→ **Task details**: Reproduce all of the data exactly.
-------- Records for the task
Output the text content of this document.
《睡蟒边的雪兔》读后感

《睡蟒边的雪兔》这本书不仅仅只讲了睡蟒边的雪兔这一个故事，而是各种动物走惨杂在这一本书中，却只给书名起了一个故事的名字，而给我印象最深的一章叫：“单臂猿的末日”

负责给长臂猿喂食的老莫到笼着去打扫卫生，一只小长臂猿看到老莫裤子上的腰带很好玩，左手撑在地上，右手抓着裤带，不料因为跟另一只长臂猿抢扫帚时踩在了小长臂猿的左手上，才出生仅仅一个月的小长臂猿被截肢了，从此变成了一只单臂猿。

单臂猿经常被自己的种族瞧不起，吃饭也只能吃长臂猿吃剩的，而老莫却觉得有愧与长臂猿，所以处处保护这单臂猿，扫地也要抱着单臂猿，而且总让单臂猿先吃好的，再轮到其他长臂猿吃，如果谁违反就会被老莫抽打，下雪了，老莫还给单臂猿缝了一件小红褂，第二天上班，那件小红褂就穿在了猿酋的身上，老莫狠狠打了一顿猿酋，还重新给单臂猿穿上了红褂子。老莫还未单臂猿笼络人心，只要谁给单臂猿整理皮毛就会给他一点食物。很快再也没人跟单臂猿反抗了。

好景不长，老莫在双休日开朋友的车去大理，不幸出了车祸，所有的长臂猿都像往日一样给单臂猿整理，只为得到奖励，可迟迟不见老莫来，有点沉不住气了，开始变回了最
----------------
→ **Written solution**:
Output the text content of this document.
《睡蟒边的雪兔》读后感

《睡蟒边的雪兔》这本书不仅仅只讲了睡蟒边的雪兔这一个故事，而是各种动物走惨杂在这一本书中，却只给书名起了一个故事的名字，而给我印象最深的一章叫：“单臂猿的末日”

负责给长臂猿喂食的老莫到笼着去打扫卫生，一只小长臂猿看到老莫裤子上的腰带很好玩，左手撑在地上，右手抓着裤带，不料因为跟另一只长臂猿抢扫帚时踩在了小长臂猿的左手上，才出生仅仅一个月的小长臂猿被截肢了，从此变成了一只单臂猿。

单臂猿经常被自己的种族瞧不起，吃饭也只能吃长臂猿吃剩的，而老莫却觉得有愧与长臂猿，所以处处保护这单臂猿，扫地也要抱着单臂猿，而且总让单臂猿先吃好的，再轮到其他长臂猿吃，如果谁违反就会被老莫抽打，下雪了，老莫还给单臂猿缝了一件小红褂，第二天上班，那件小红褂就穿在了猿酋的身上，老莫狠狠打了一顿猿酋，还重新给单臂猿穿上了红褂子。老莫还未单臂猿笼络人心，只要谁给单臂猿整理皮毛就会给他一点食物。很快再也没人跟单臂猿反抗了。

好景不长，老莫在双休日开朋友的车去大理，不幸出了车祸，所有的长臂猿都像往日一样给单臂猿整理，只为得到奖励，可迟迟不见老莫来，有点沉不住气了，开始变回了最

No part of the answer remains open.